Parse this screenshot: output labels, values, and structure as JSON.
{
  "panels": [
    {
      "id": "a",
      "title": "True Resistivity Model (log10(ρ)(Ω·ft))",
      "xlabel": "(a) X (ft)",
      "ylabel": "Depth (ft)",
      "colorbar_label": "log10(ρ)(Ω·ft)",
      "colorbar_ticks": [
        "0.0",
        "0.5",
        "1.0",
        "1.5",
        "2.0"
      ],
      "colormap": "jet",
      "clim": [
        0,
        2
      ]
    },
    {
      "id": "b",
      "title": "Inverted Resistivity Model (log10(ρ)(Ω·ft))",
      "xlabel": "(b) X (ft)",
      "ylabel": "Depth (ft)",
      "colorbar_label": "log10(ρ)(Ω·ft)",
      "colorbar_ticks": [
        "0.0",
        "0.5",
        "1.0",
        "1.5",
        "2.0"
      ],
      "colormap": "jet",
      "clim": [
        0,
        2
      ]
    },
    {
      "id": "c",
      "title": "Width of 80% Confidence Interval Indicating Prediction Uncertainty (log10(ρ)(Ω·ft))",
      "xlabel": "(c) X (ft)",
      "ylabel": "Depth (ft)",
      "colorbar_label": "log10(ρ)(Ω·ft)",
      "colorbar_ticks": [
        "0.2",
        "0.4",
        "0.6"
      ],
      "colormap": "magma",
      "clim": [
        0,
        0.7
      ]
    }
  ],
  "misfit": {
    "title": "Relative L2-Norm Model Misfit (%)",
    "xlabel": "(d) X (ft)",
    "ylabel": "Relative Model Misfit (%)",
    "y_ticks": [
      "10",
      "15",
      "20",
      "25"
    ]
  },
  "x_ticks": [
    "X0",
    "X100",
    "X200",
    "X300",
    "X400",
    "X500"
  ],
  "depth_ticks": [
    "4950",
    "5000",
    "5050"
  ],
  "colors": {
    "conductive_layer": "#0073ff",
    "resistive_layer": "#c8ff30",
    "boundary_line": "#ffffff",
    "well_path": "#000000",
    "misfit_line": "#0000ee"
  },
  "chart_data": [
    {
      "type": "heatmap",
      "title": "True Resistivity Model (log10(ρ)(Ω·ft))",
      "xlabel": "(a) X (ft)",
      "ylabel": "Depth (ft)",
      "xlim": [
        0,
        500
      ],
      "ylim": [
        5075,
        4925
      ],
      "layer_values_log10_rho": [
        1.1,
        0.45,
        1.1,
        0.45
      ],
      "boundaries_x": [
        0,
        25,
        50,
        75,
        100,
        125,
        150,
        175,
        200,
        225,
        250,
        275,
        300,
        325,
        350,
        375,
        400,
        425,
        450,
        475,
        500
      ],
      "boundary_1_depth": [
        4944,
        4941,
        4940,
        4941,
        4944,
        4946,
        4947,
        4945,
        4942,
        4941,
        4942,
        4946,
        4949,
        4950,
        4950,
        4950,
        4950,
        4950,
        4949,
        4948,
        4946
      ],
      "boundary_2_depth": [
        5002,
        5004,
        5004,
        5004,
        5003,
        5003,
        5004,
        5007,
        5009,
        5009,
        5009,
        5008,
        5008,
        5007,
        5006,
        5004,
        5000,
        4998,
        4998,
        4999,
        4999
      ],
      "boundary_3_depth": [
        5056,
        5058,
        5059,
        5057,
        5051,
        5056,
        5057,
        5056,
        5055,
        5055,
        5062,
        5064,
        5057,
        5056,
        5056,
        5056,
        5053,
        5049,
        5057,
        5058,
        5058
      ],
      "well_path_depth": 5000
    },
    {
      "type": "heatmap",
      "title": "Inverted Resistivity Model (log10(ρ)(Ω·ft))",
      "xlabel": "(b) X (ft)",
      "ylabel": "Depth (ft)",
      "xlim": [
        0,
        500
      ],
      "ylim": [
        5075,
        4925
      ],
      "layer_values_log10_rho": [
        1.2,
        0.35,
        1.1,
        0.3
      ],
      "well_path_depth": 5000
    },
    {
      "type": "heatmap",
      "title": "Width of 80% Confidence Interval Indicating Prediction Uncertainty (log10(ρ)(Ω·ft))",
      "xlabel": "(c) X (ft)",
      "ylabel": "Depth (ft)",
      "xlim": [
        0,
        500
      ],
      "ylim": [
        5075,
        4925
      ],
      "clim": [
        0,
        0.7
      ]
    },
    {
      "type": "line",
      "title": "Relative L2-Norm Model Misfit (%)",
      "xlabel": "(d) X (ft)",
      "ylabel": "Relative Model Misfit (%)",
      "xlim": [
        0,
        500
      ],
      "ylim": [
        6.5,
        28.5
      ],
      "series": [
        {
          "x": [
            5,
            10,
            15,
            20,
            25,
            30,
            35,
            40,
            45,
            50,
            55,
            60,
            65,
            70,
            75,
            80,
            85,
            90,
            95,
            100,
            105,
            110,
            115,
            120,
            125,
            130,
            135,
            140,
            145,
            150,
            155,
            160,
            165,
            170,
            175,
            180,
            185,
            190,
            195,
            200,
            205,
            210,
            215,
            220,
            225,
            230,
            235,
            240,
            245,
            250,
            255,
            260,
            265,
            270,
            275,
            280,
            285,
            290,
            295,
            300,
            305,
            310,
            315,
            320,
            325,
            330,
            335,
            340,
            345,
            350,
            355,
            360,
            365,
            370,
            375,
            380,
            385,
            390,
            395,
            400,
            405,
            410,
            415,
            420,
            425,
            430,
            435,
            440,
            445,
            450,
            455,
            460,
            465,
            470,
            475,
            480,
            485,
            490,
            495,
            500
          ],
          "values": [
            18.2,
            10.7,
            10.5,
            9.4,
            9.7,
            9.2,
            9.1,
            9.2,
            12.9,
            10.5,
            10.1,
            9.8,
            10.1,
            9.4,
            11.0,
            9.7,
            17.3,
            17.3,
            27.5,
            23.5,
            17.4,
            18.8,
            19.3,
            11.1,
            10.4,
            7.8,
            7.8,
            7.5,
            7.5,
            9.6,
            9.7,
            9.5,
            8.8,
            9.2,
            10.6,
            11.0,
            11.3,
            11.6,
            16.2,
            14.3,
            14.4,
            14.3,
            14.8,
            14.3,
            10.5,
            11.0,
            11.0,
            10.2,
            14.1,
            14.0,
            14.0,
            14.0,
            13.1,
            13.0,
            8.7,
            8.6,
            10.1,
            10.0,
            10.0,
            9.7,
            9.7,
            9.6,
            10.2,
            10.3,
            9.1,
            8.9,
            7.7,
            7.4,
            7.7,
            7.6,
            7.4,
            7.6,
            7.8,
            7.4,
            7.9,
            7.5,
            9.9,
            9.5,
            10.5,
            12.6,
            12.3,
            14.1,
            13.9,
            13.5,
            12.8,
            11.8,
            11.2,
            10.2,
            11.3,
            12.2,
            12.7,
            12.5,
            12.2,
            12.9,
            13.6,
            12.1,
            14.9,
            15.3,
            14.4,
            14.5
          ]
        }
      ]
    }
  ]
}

== Task brief ==
Extract the complete listing above, reproducing each line exactly.

== Solution to the exercise ==
Parse this screenshot: output labels, values, and structure as JSON.
{
  "panels": [
    {
      "id": "a",
      "title": "True Resistivity Model (log10(ρ)(Ω·ft))",
      "xlabel": "(a) X (ft)",
      "ylabel": "Depth (ft)",
      "colorbar_label": "log10(ρ)(Ω·ft)",
      "colorbar_ticks": [
        "0.0",
        "0.5",
        "1.0",
        "1.5",
        "2.0"
      ],
      "colormap": "jet",
      "clim": [
        0,
        2
      ]
    },
    {
      "id": "b",
      "title": "Inverted Resistivity Model (log10(ρ)(Ω·ft))",
      "xlabel": "(b) X (ft)",
      "ylabel": "Depth (ft)",
      "colorbar_label": "log10(ρ)(Ω·ft)",
      "colorbar_ticks": [
        "0.0",
        "0.5",
        "1.0",
        "1.5",
        "2.0"
      ],
      "colormap": "jet",
      "clim": [
        0,
        2
      ]
    },
    {
      "id": "c",
      "title": "Width of 80% Confidence Interval Indicating Prediction Uncertainty (log10(ρ)(Ω·ft))",
      "xlabel": "(c) X (ft)",
      "ylabel": "Depth (ft)",
      "colorbar_label": "log10(ρ)(Ω·ft)",
      "colorbar_ticks": [
        "0.2",
        "0.4",
        "0.6"
      ],
      "colormap": "magma",
      "clim": [
        0,
        0.7
      ]
    }
  ],
  "misfit": {
    "title": "Relative L2-Norm Model Misfit (%)",
    "xlabel": "(d) X (ft)",
    "ylabel": "Relative Model Misfit (%)",
    "y_ticks": [
      "10",
      "15",
      "20",
      "25"
    ]
  },
  "x_ticks": [
    "X0",
    "X100",
    "X200",
    "X300",
    "X400",
    "X500"
  ],
  "depth_ticks": [
    "4950",
    "5000",
    "5050"
  ],
  "colors": {
    "conductive_layer": "#0073ff",
    "resistive_layer": "#c8ff30",
    "boundary_line": "#ffffff",
    "well_path": "#000000",
    "misfit_line": "#0000ee"
  },
  "chart_data": [
    {
      "type": "heatmap",
      "title": "True Resistivity Model (log10(ρ)(Ω·ft))",
      "xlabel": "(a) X (ft)",
      "ylabel": "Depth (ft)",
      "xlim": [
        0,
        500
      ],
      "ylim": [
        5075,
        4925
      ],
      "layer_values_log10_rho": [
        1.1,
        0.45,
        1.1,
        0.45
      ],
      "boundaries_x": [
        0,
        25,
        50,
        75,
        100,
        125,
        150,
        175,
        200,
        225,
        250,
        275,
        300,
        325,
        350,
        375,
        400,
        425,
        450,
        475,
        500
      ],
      "boundary_1_depth": [
        4944,
        4941,
        4940,
        4941,
        4944,
        4946,
        4947,
        4945,
        4942,
        4941,
        4942,
        4946,
        4949,
        4950,
        4950,
        4950,
        4950,
        4950,
        4949,
        4948,
        4946
      ],
      "boundary_2_depth": [
        5002,
        5004,
        5004,
        5004,
        5003,
        5003,
        5004,
        5007,
        5009,
        5009,
        5009,
        5008,
        5008,
        5007,
        5006,
        5004,
        5000,
        4998,
        4998,
        4999,
        4999
      ],
      "boundary_3_depth": [
        5056,
        5058,
        5059,
        5057,
        5051,
        5056,
        5057,
        5056,
        5055,
        5055,
        5062,
        5064,
        5057,
        5056,
        5056,
        5056,
        5053,
        5049,
        5057,
        5058,
        5058
      ],
      "well_path_depth": 5000
    },
    {
      "type": "heatmap",
      "title": "Inverted Resistivity Model (log10(ρ)(Ω·ft))",
      "xlabel": "(b) X (ft)",
      "ylabel": "Depth (ft)",
      "xlim": [
        0,
        500
      ],
      "ylim": [
        5075,
        4925
      ],
      "layer_values_log10_rho": [
        1.2,
        0.35,
        1.1,
        0.3
      ],
      "well_path_depth": 5000
    },
    {
      "type": "heatmap",
      "title": "Width of 80% Confidence Interval Indicating Prediction Uncertainty (log10(ρ)(Ω·ft))",
      "xlabel": "(c) X (ft)",
      "ylabel": "Depth (ft)",
      "xlim": [
        0,
        500
      ],
      "ylim": [
        5075,
        4925
      ],
      "clim": [
        0,
        0.7
      ]
    },
    {
      "type": "line",
      "title": "Relative L2-Norm Model Misfit (%)",
      "xlabel": "(d) X (ft)",
      "ylabel": "Relative Model Misfit (%)",
      "xlim": [
        0,
        500
      ],
      "ylim": [
        6.5,
        28.5
      ],
      "series": [
        {
          "x": [
            5,
            10,
            15,
            20,
            25,
            30,
            35,
            40,
            45,
            50,
            55,
            60,
            65,
            70,
            75,
            80,
            85,
            90,
            95,
            100,
            105,
            110,
            115,
            120,
            125,
            130,
            135,
            140,
            145,
            150,
            155,
            160,
            165,
            170,
            175,
            180,
            185,
            190,
            195,
            200,
            205,
            210,
            215,
            220,
            225,
            230,
            235,
            240,
            245,
            250,
            255,
            260,
            265,
            270,
            275,
            280,
            285,
            290,
            295,
            300,
            305,
            310,
            315,
            320,
            325,
            330,
            335,
            340,
            345,
            350,
            355,
            360,
            365,
            370,
            375,
            380,
            385,
            390,
            395,
            400,
            405,
            410,
            415,
            420,
            425,
            430,
            435,
            440,
            445,
            450,
            455,
            460,
            465,
            470,
            475,
            480,
            485,
            490,
            495,
            500
          ],
          "values": [
            18.2,
            10.7,
            10.5,
            9.4,
            9.7,
            9.2,
            9.1,
            9.2,
            12.9,
            10.5,
            10.1,
            9.8,
            10.1,
            9.4,
            11.0,
            9.7,
            17.3,
            17.3,
            27.5,
            23.5,
            17.4,
            18.8,
            19.3,
            11.1,
            10.4,
            7.8,
            7.8,
            7.5,
            7.5,
            9.6,
            9.7,
            9.5,
            8.8,
            9.2,
            10.6,
            11.0,
            11.3,
            11.6,
            16.2,
            14.3,
            14.4,
            14.3,
            14.8,
            14.3,
            10.5,
            11.0,
            11.0,
            10.2,
            14.1,
            14.0,
            14.0,
            14.0,
            13.1,
            13.0,
            8.7,
            8.6,
            10.1,
            10.0,
            10.0,
            9.7,
            9.7,
            9.6,
            10.2,
            10.3,
            9.1,
            8.9,
            7.7,
            7.4,
            7.7,
            7.6,
            7.4,
            7.6,
            7.8,
            7.4,
            7.9,
            7.5,
            9.9,
            9.5,
            10.5,
            12.6,
            12.3,
            14.1,
            13.9,
            13.5,
            12.8,
            11.8,
            11.2,
            10.2,
            11.3,
            12.2,
            12.7,
            12.5,
            12.2,
            12.9,
            13.6,
            12.1,
            14.9,
            15.3,
            14.4,
            14.5
          ]
        }
      ]
    }
  ]
}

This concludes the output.